*Task objective:* Extract the records in full, leaving every picture out.

--

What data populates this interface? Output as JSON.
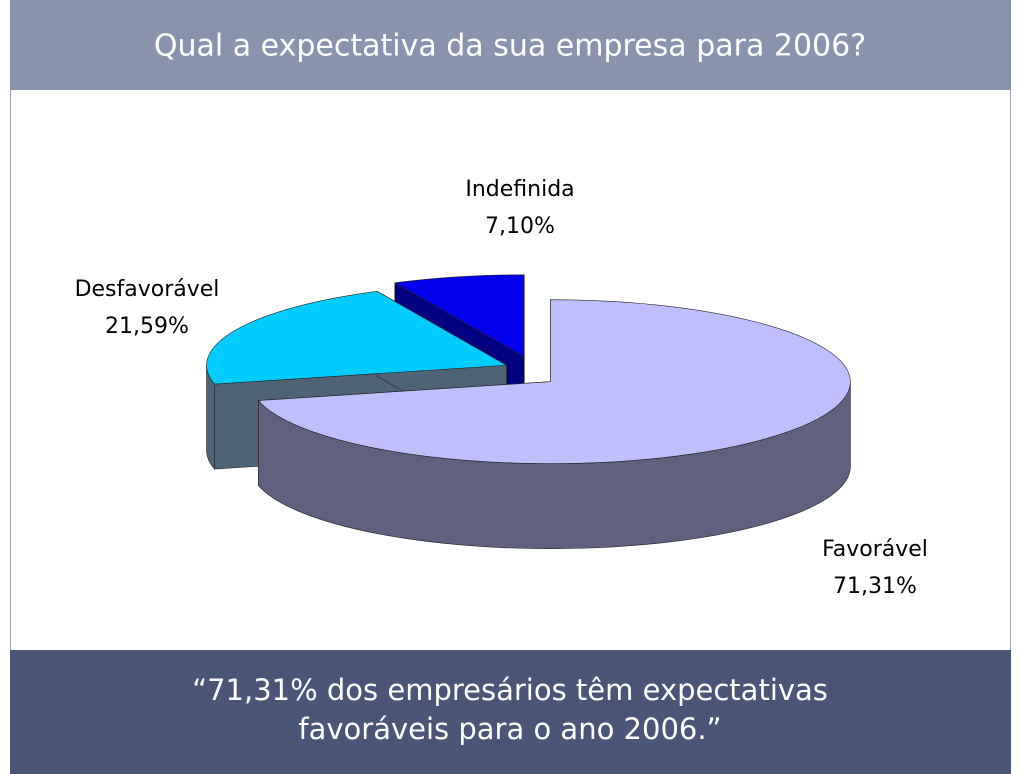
{
  "chart_data": {
    "type": "pie3d",
    "title": "Qual a expectativa da sua empresa para 2006?",
    "categories": [
      "Favorável",
      "Desfavorável",
      "Indefinida"
    ],
    "values": [
      71.31,
      21.59,
      7.1
    ],
    "value_labels": [
      "71,31%",
      "21,59%",
      "7,10%"
    ],
    "colors": [
      "#bfbfff",
      "#00ccff",
      "#0000ee"
    ],
    "side_colors": [
      "#606080",
      "#4f6377",
      "#000080"
    ]
  },
  "footer": {
    "lines": [
      "“71,31% dos empresários têm expectativas",
      "favoráveis para o ano 2006.”"
    ]
  }
}
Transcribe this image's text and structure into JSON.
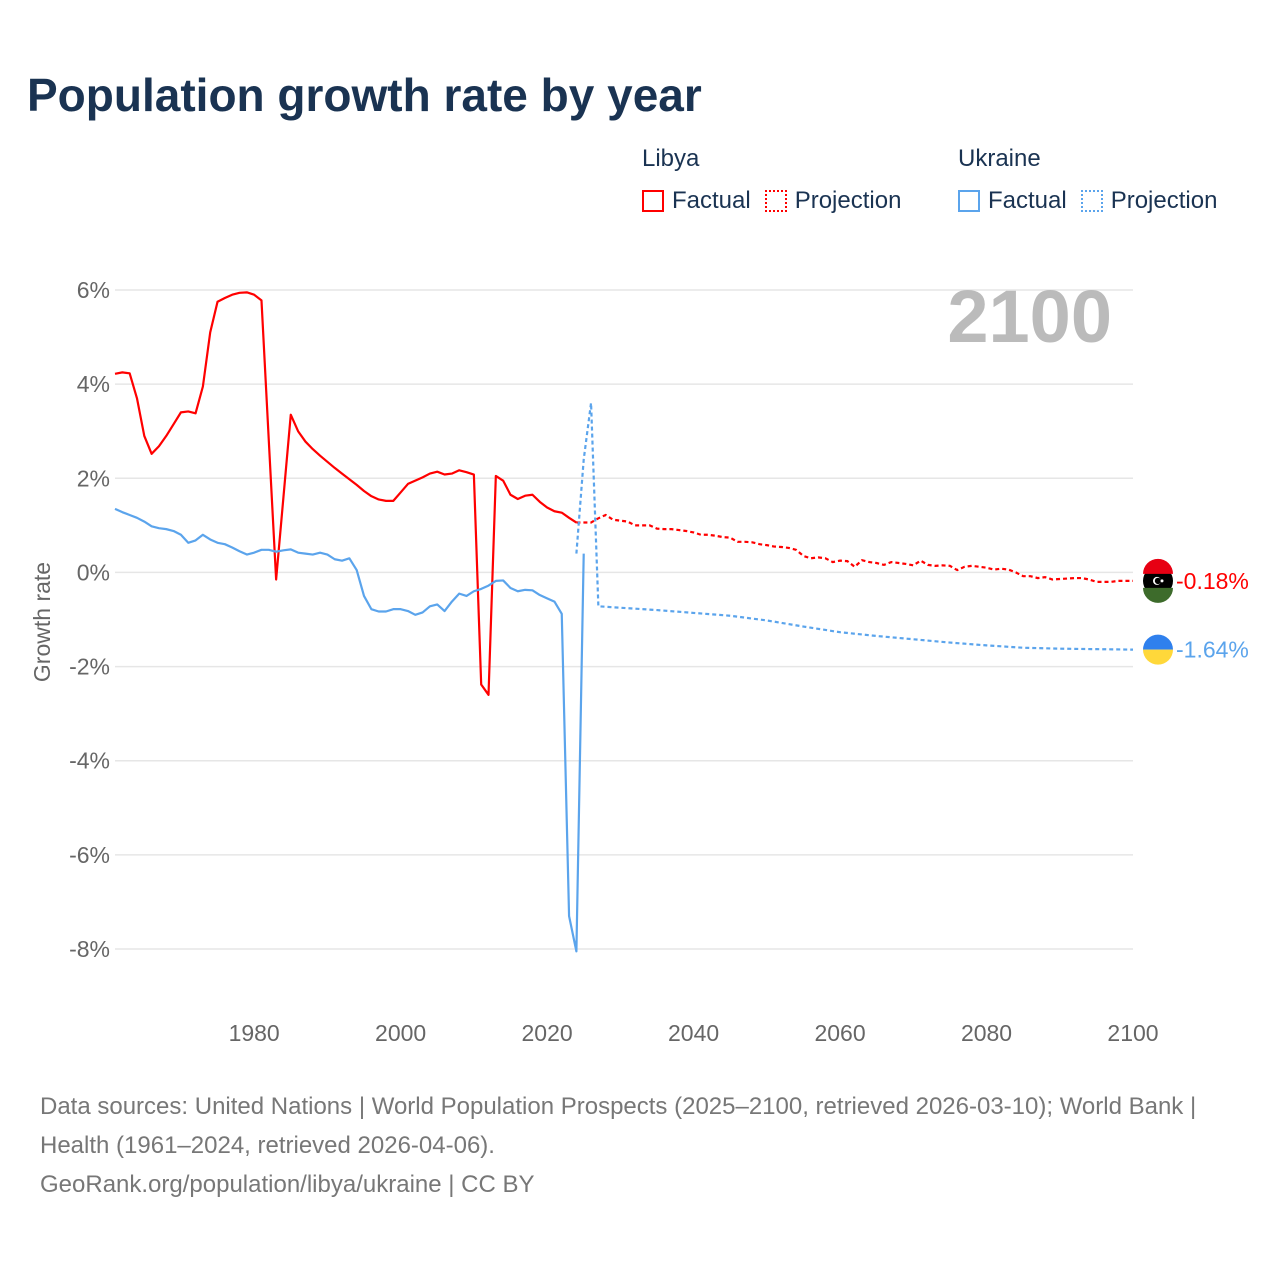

--

*The response:*
What data populates this interface? Output as JSON.
{
  "chart_data": {
    "type": "pie3d",
    "title": "Qual a expectativa da sua empresa para 2006?",
    "categories": [
      "Favorável",
      "Desfavorável",
      "Indefinida"
    ],
    "values": [
      71.31,
      21.59,
      7.1
    ],
    "value_labels": [
      "71,31%",
      "21,59%",
      "7,10%"
    ],
    "colors": [
      "#bfbfff",
      "#00ccff",
      "#0000ee"
    ],
    "side_colors": [
      "#606080",
      "#4f6377",
      "#000080"
    ]
  },
  "footer": {
    "lines": [
      "“71,31% dos empresários têm expectativas",
      "favoráveis para o ano 2006.”"
    ]
  }
}
Transcribe this image's text and structure into JSON.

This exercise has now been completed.